Problem to work on. Would you extract the whole listing below and retype it exactly?

Stored rows.
▼

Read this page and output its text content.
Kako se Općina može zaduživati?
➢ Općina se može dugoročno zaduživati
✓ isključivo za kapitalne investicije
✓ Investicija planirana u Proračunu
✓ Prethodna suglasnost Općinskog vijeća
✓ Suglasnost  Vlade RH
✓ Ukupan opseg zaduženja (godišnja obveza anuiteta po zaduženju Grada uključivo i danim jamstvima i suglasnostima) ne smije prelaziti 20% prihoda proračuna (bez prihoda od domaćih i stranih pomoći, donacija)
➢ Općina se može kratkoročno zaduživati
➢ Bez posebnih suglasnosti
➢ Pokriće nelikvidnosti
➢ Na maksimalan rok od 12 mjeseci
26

▲

Output of the task.
Read this page and output its text content.
Kako se Općina može zaduživati?
➢ Općina se može dugoročno zaduživati
✓ isključivo za kapitalne investicije
✓ Investicija planirana u Proračunu
✓ Prethodna suglasnost Općinskog vijeća
✓ Suglasnost  Vlade RH
✓ Ukupan opseg zaduženja (godišnja obveza anuiteta po zaduženju Grada uključivo i danim jamstvima i suglasnostima) ne smije prelaziti 20% prihoda proračuna (bez prihoda od domaćih i stranih pomoći, donacija)
➢ Općina se može kratkoročno zaduživati
➢ Bez posebnih suglasnosti
➢ Pokriće nelikvidnosti
➢ Na maksimalan rok od 12 mjeseci
26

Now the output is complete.